● **DIRECTIONS FOR THIS TASK**: Using the listing below, select the lines with the word "sociedad" and copy them.

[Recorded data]
• • • • • • •

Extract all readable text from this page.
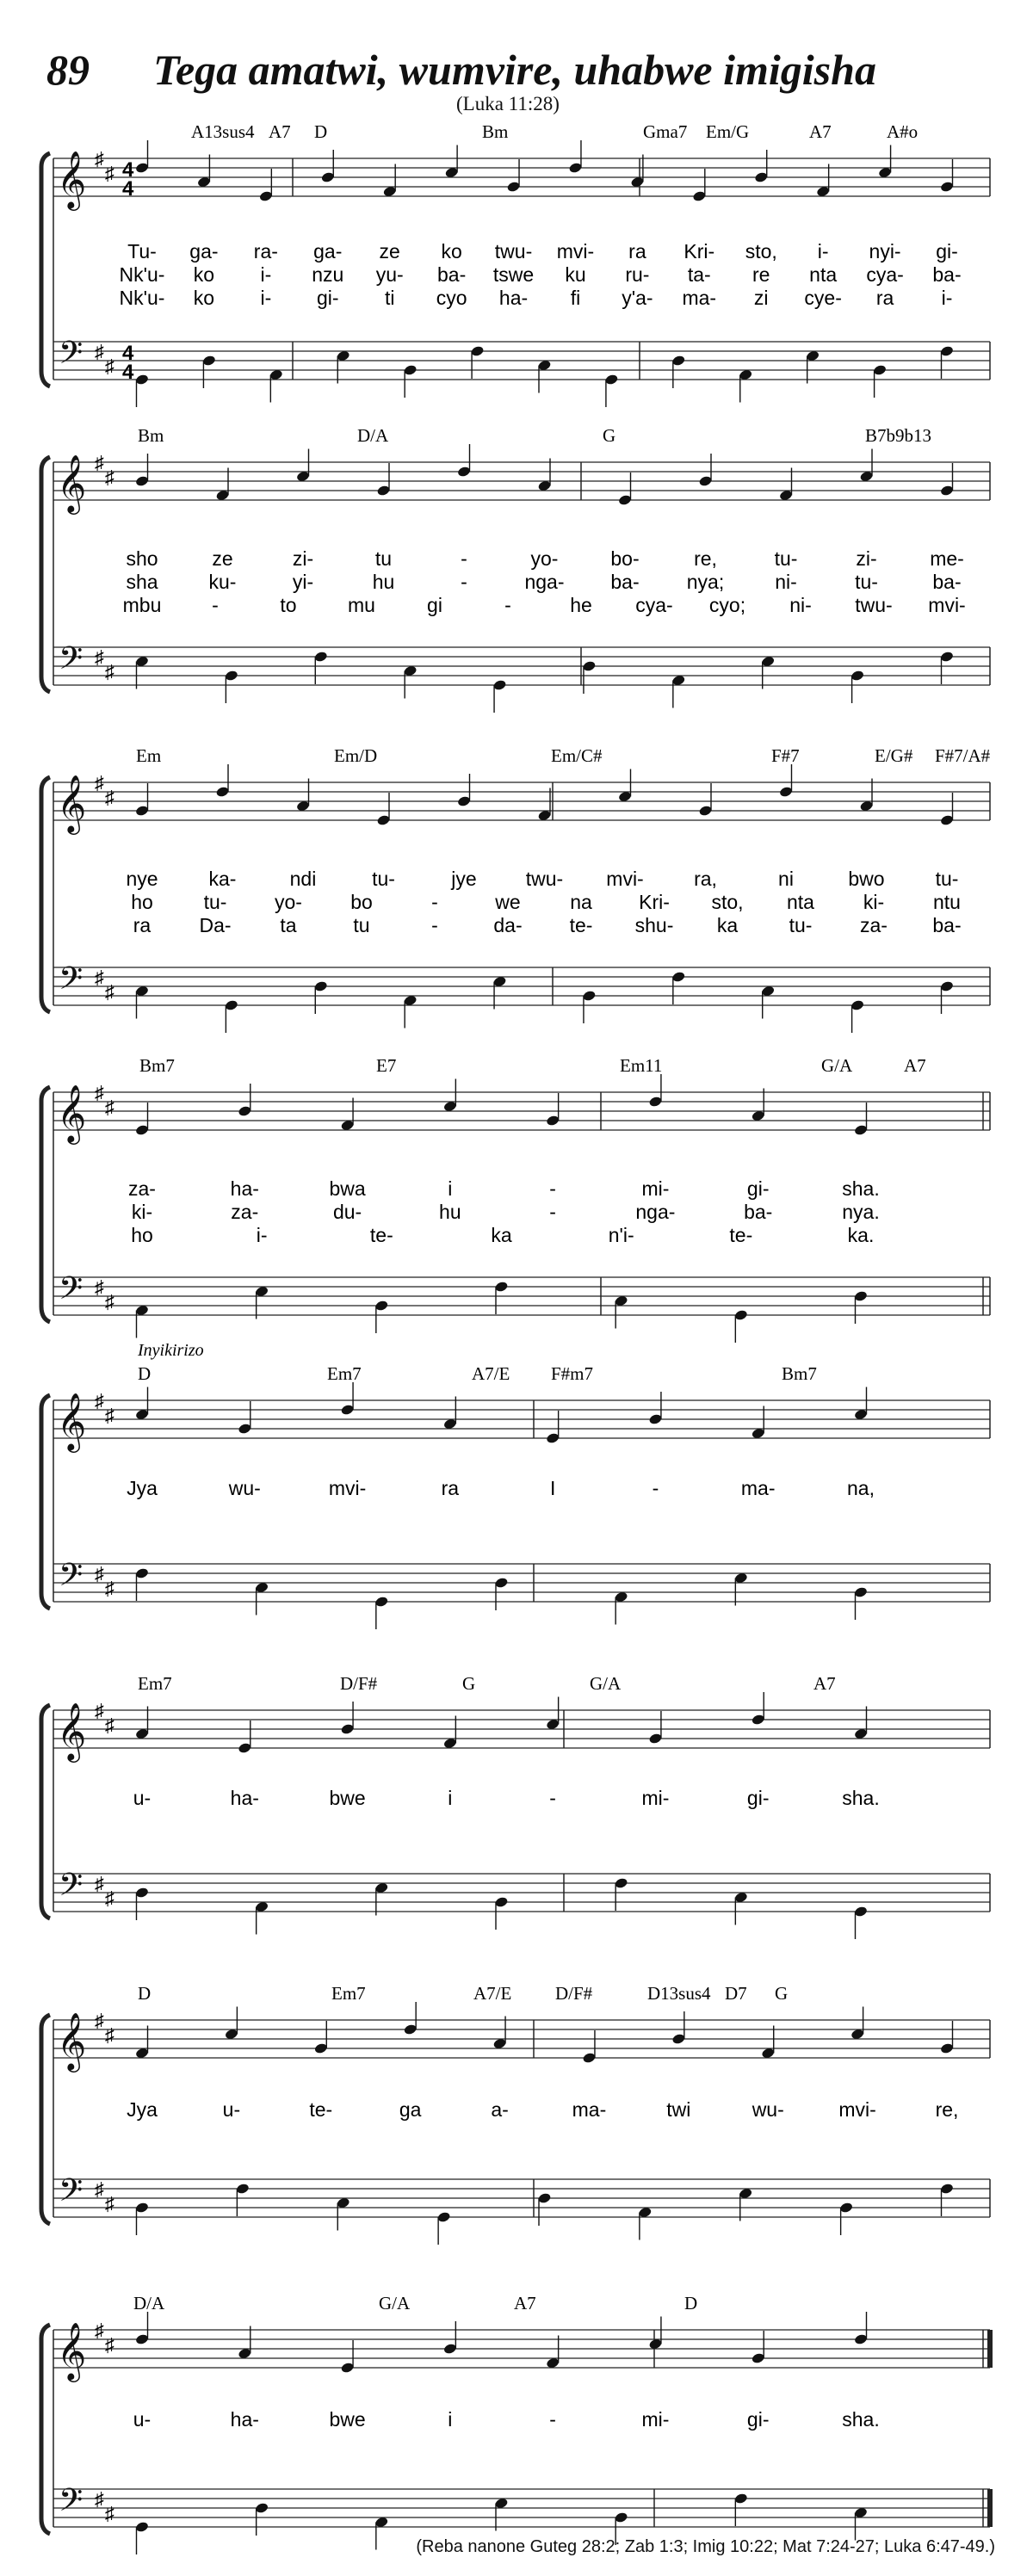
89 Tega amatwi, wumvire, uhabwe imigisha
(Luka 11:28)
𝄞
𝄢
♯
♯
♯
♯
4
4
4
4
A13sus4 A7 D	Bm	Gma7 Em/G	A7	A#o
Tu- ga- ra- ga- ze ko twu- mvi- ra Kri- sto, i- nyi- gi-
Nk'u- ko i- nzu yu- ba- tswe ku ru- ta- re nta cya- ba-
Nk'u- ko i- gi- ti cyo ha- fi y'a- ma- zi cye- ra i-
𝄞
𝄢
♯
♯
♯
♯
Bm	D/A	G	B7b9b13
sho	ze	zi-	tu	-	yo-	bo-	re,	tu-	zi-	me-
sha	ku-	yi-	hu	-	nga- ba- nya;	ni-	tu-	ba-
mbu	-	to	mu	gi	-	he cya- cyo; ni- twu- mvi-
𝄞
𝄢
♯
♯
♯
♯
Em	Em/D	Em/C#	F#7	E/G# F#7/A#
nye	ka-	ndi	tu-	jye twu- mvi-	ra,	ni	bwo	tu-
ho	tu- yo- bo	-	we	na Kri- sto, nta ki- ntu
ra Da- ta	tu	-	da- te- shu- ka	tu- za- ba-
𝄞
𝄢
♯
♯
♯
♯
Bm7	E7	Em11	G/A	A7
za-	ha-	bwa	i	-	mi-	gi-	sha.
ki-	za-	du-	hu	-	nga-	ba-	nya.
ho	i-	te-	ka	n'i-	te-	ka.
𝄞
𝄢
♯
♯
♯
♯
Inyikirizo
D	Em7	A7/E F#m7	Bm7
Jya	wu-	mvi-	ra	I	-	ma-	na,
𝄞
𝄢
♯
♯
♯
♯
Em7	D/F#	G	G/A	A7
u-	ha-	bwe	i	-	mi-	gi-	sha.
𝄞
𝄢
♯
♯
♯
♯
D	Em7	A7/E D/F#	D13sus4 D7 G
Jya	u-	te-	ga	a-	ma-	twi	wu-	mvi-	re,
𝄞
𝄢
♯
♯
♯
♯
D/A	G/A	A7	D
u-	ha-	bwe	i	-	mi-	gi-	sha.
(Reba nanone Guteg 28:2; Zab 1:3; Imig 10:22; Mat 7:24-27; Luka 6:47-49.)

• • • • • • •

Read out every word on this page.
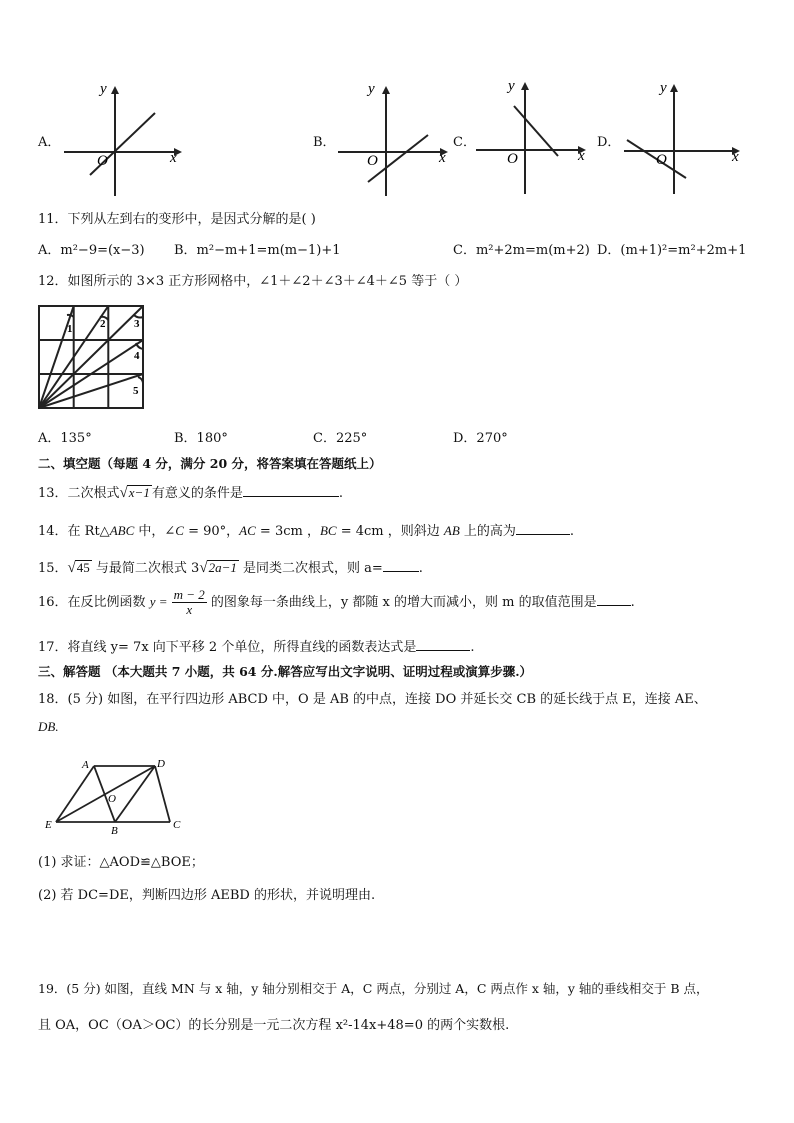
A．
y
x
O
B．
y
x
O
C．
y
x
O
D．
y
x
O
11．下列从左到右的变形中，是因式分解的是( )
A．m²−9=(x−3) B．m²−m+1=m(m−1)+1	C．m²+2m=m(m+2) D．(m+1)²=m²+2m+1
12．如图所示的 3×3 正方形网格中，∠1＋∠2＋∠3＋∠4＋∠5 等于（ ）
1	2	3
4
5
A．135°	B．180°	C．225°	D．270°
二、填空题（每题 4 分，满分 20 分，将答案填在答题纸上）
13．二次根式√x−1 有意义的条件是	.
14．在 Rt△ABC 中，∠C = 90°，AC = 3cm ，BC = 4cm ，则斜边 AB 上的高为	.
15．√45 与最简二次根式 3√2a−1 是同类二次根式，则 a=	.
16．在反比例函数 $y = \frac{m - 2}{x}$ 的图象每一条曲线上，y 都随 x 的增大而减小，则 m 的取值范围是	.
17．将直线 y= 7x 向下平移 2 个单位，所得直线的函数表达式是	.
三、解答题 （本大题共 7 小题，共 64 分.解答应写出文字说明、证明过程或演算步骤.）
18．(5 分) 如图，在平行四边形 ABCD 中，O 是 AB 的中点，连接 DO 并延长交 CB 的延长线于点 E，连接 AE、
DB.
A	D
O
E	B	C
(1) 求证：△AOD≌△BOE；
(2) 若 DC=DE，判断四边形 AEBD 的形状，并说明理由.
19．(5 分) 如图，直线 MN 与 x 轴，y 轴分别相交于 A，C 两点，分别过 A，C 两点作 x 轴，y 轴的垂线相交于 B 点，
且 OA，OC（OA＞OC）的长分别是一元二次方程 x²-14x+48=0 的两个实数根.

• • • • • • •

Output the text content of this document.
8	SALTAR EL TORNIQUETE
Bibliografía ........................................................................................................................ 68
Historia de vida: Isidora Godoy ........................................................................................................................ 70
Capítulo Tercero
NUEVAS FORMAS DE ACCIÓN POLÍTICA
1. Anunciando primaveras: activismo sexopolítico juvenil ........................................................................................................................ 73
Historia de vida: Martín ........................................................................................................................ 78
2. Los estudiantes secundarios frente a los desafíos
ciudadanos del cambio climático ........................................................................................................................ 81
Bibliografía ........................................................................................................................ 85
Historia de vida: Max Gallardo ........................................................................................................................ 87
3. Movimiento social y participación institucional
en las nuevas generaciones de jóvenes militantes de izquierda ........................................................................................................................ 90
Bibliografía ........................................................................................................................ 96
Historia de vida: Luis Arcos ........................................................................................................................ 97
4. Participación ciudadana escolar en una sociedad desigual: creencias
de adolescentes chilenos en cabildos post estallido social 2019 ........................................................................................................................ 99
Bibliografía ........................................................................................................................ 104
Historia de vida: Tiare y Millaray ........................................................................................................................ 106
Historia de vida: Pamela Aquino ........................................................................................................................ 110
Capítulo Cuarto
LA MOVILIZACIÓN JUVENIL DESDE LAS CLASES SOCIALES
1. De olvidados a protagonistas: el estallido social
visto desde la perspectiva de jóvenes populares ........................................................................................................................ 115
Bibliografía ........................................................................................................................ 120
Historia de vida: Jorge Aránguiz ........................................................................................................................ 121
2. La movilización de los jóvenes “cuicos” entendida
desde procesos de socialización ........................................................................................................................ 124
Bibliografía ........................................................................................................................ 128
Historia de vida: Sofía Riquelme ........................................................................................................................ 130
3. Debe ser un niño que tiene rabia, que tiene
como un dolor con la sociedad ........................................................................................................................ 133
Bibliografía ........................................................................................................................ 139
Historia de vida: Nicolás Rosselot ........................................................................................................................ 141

• • • • • • •

● **OUTPUT OF THE TASK**:
4. Participación ciudadana escolar en una sociedad desigual: creencias
como un dolor con la sociedad ........................................................................................................................ 133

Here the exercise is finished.